SOURCE DOCUMENT:

★ ★ ★ ★

The order was issued pursuant to 18 U.S.C. §§ 3121- 26, 2703(d), which were enacted in Titles II and III of the Electronic Communications Privacy Act of 1986, Pub.L. No. 99-508, 100 Stat. 1848 (1986). See United States v. Navas, 640 F.Supp.2d 256, 262 (S.D.N.Y. 2009). The surveillance authorized by the order allowed the agents to approximate the phone's geographic position by monitoring the "cell site" information transmitted between the phone and the antenna towers in its vicinity. See In re Application of the U.S. for an Order for Prospective Cell Site Location Info. on a Certain Cellular Telephone, 460 F.Supp.2d 448, 450-52 (S.D.N.Y. 2006) (describing the mechanics and investigative uses of cell site information). The district court denied defendants' motions to suppress evidence collected pursuant to this order, and those holdings are not at issue in this appeal. See Navas, 640 F.Supp.2d. at 262-63.
The Hunts Point Terminal Market is located on Halleck and Spofford Streets in the Bronx. It is one of the largest wholesale produce and meat processing centers in the world. See United States v. Alfisi, 308 F.3d 144, 147 (2d Cir. 2002). Products are shipped there via air, rail, and road.
Navas and Alvarez proceeded to a nearby McDonald's restaurant, where they parked the cab on the street. A male later identified as defendant Fernando Delgado approached the cab and engaged in a discussion with Navas and Alvarez. After the conversation, Delgado entered a black Lincoln Town Car with Ohio license plates, which then parked in the McDonald's parking lot. Delgado exited that vehicle, spoke again with Navas and Alvarez, and then entered a silver Honda Odyssey parked adjacent to the Lincoln. Thereafter, approximately five individuals exited the Honda with black duffel bags.
The agents at the scene then arrested Navas, Alvarez, Delgado, and the remaining occupants of the Lincoln and the Honda. Searches incident to those arrests revealed that the duffel bags removed from the Honda were empty, but that additional bags within that vehicle contained gloves, drills, and drill bits. The agents patted down the arrestees and transported them back to the warehouse, where they were issued Miranda warnings in Spanish and patted down a second time. After receiving Miranda warnings, Navas "admitted that he was a driver for drug traffickers, that the trailer was being delivered to a member of the trafficking organization, and that narcotics were stowed in a secret rooftop compartment of the trailer." Navas, 640 F.Supp.2d at 261.
During the pat-down of an arrestee later identified as defendant-appellee Arturo Morel, an agent noticed a "large box-like object" in Morel's right front pants pocket. The agent testified at the suppression hearing that Morel stated that the object was "the garage door opener to [his] house," but the garage door of the warehouse opened when the agent "inadvertently" "touch[ed]" it. Id. at 261. After further discussion, Morel verbally consented to a search "inside [the warehouse at] 528 Drake Street and anything that was in there." Id. Morel also executed a written Consent Form, but neither the agents nor Morel completed the portion of the form calling for a description of the area to be searched.

★ ★ ★ ★

COLLECTED MATERIAL:
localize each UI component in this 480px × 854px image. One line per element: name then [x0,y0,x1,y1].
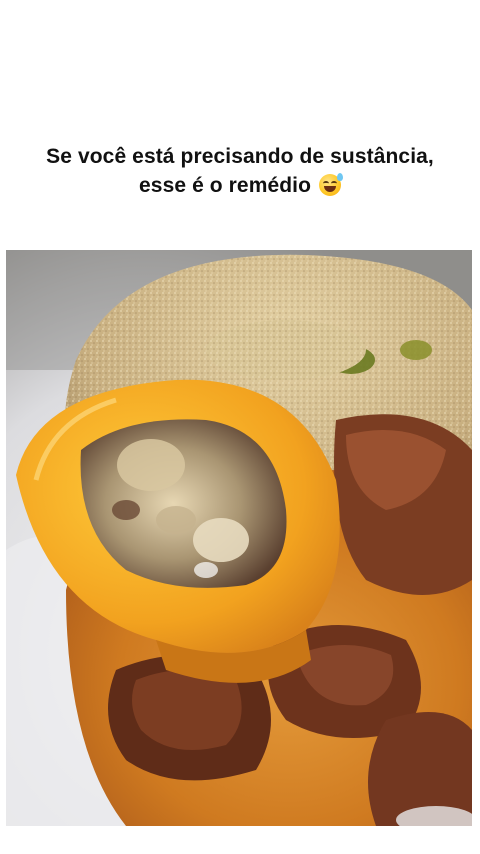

★ ★ ★ ★

TASK LIST:
(A) List every court decision that the court opinion excerpt cites by case name, with its reporter citation.
(B) Write the next part of the court opinion excerpt, picking up after its final sentence.

ANSWERS TO THE PROBLEMS:
(A)
United States v. Navas, 640 F.Supp.2d 256 (S.D.N.Y. 2009)
In re Application of the U.S. for an Order for Prospective Cell Site Location Info. on a Certain Cellular Telephone, 460 F.Supp.2d 448 (S.D.N.Y. 2006)
United States v. Alfisi, 308 F.3d 144 (2d Cir. 2002)

(B)
The district court specifically credited this aspect of the agent's testimony, and its credibility determination is unchallenged. See Navas, 640 F.Supp.2d at 261 n. 2.
Following Morel's consent, the agents entered the warehouse and conducted the search at issue in this appeal. Acting on information from Navas's post-arrest statement and the cooperating witness, they examined the top of the trailer and observed physical indicia of a secret compartment. The agents then "ripped off the sheet metal roof" of the trailer, discovered 230 kilograms of cocaine, and promptly seized the contraband. Id. at 262.
B. Procedural History
Following the November 4, 2008 arrests, eight defendants were indicted on November 19, 2008. The indictment charges a single count of conspiracy to possess and distribute more than five kilograms of cocaine, in violation of 21 U.S.C. § 846. In early 2009, defendants-appellees Navas, Alvarez, and Morel filed separate motions to suppress. The central issues raised by their motions related to the government's cell site surveillance, the searches incident to the arrests, and the search of the trailer. The district court conducted a suppression hearing on February 24, 2009, at which the government offered testimony from three of the agents who participated in the investigation. Navas and Alvarez also submitted evidence in affidavit form.
On March 19, 2009, the district court issued a decision granting in part and denying in part the motions. The district court rejected the challenges to the cell site surveillance. See Navas, 640 F.Supp.2d at 263-64. It also held that defendants' arrests were supported by probable cause, and that the searches of their persons, the Honda, the Lincoln, and the cab were all lawful searches incident to those arrests. See id. at 265-66.
Finally, the district court held that the search of the trailer in the warehouse violated the Fourth Amendment. It began by rejecting the government's argument that Morel's consent was sufficient to permit the search. The district court found it "undisputed that Morel verbally consented to a general search of the warehouse," but concluded that his consent did not extend to a physically invasive search of the trailer. Id. at 267. Therefore, the court held, the warrantless search of the trailer was not justified by the consent doctrine. Id.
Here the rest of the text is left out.